WHAT IS REQUIRED:
Would you repeat the listing exactly but omit every picture?

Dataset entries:
####################

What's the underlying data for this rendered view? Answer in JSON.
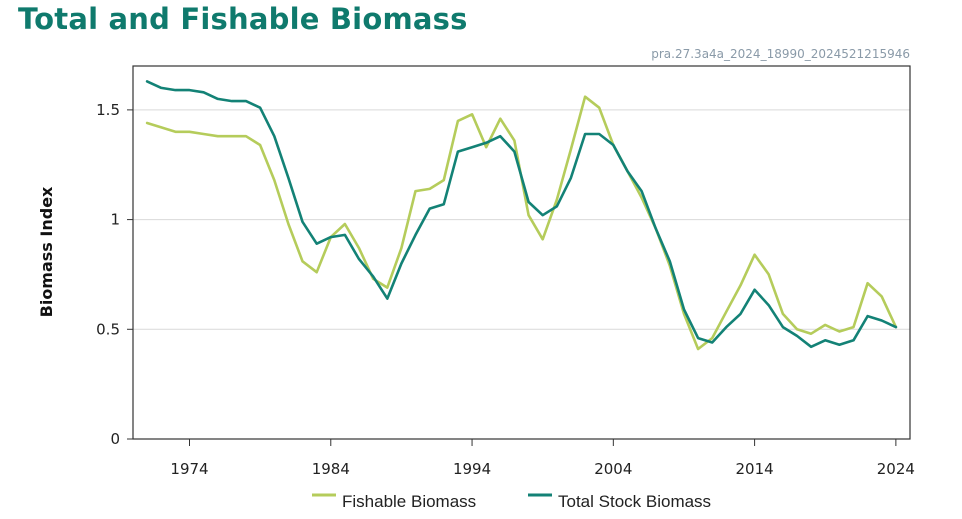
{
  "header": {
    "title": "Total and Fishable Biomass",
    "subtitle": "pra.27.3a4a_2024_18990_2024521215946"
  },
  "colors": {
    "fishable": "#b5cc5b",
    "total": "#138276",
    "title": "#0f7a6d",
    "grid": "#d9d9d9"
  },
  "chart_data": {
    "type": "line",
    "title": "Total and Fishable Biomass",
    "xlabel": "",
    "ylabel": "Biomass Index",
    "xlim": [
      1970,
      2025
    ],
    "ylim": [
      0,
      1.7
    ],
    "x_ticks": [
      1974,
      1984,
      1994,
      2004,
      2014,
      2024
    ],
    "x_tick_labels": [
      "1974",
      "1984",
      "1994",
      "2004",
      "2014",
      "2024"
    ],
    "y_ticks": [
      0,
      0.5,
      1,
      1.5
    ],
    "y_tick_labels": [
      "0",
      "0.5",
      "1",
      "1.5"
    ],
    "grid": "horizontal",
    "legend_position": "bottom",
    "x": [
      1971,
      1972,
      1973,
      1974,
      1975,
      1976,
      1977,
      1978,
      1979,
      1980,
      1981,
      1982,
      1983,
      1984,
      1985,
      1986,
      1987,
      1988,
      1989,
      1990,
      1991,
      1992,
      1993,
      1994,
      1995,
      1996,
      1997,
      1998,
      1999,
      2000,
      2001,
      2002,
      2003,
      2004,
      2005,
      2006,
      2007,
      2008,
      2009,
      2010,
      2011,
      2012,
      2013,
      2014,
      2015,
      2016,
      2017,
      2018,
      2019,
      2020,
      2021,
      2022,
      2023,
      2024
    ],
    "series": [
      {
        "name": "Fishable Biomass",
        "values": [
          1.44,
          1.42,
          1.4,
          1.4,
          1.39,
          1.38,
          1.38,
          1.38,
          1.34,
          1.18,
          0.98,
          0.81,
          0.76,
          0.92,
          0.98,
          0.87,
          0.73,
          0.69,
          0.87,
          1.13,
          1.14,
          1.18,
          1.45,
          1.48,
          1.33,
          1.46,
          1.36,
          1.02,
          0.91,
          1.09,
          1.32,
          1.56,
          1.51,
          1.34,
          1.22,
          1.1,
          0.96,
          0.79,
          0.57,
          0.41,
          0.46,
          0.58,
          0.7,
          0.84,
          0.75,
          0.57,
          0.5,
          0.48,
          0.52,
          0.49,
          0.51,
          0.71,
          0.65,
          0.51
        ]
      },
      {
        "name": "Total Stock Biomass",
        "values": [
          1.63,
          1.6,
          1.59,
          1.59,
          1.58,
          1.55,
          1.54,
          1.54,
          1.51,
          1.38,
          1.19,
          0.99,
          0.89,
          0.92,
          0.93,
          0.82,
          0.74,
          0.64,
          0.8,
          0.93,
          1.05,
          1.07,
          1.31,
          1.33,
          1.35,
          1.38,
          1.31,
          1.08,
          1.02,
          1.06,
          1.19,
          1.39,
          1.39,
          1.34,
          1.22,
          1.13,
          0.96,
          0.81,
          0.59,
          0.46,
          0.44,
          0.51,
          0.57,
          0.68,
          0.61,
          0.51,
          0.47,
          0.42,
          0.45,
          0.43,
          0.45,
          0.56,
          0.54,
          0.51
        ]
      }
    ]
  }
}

####################

OUTPUT OF THE TASK:
What's the underlying data for this rendered view? Answer in JSON.
{
  "header": {
    "title": "Total and Fishable Biomass",
    "subtitle": "pra.27.3a4a_2024_18990_2024521215946"
  },
  "colors": {
    "fishable": "#b5cc5b",
    "total": "#138276",
    "title": "#0f7a6d",
    "grid": "#d9d9d9"
  },
  "chart_data": {
    "type": "line",
    "title": "Total and Fishable Biomass",
    "xlabel": "",
    "ylabel": "Biomass Index",
    "xlim": [
      1970,
      2025
    ],
    "ylim": [
      0,
      1.7
    ],
    "x_ticks": [
      1974,
      1984,
      1994,
      2004,
      2014,
      2024
    ],
    "x_tick_labels": [
      "1974",
      "1984",
      "1994",
      "2004",
      "2014",
      "2024"
    ],
    "y_ticks": [
      0,
      0.5,
      1,
      1.5
    ],
    "y_tick_labels": [
      "0",
      "0.5",
      "1",
      "1.5"
    ],
    "grid": "horizontal",
    "legend_position": "bottom",
    "x": [
      1971,
      1972,
      1973,
      1974,
      1975,
      1976,
      1977,
      1978,
      1979,
      1980,
      1981,
      1982,
      1983,
      1984,
      1985,
      1986,
      1987,
      1988,
      1989,
      1990,
      1991,
      1992,
      1993,
      1994,
      1995,
      1996,
      1997,
      1998,
      1999,
      2000,
      2001,
      2002,
      2003,
      2004,
      2005,
      2006,
      2007,
      2008,
      2009,
      2010,
      2011,
      2012,
      2013,
      2014,
      2015,
      2016,
      2017,
      2018,
      2019,
      2020,
      2021,
      2022,
      2023,
      2024
    ],
    "series": [
      {
        "name": "Fishable Biomass",
        "values": [
          1.44,
          1.42,
          1.4,
          1.4,
          1.39,
          1.38,
          1.38,
          1.38,
          1.34,
          1.18,
          0.98,
          0.81,
          0.76,
          0.92,
          0.98,
          0.87,
          0.73,
          0.69,
          0.87,
          1.13,
          1.14,
          1.18,
          1.45,
          1.48,
          1.33,
          1.46,
          1.36,
          1.02,
          0.91,
          1.09,
          1.32,
          1.56,
          1.51,
          1.34,
          1.22,
          1.1,
          0.96,
          0.79,
          0.57,
          0.41,
          0.46,
          0.58,
          0.7,
          0.84,
          0.75,
          0.57,
          0.5,
          0.48,
          0.52,
          0.49,
          0.51,
          0.71,
          0.65,
          0.51
        ]
      },
      {
        "name": "Total Stock Biomass",
        "values": [
          1.63,
          1.6,
          1.59,
          1.59,
          1.58,
          1.55,
          1.54,
          1.54,
          1.51,
          1.38,
          1.19,
          0.99,
          0.89,
          0.92,
          0.93,
          0.82,
          0.74,
          0.64,
          0.8,
          0.93,
          1.05,
          1.07,
          1.31,
          1.33,
          1.35,
          1.38,
          1.31,
          1.08,
          1.02,
          1.06,
          1.19,
          1.39,
          1.39,
          1.34,
          1.22,
          1.13,
          0.96,
          0.81,
          0.59,
          0.46,
          0.44,
          0.51,
          0.57,
          0.68,
          0.61,
          0.51,
          0.47,
          0.42,
          0.45,
          0.43,
          0.45,
          0.56,
          0.54,
          0.51
        ]
      }
    ]
  }
}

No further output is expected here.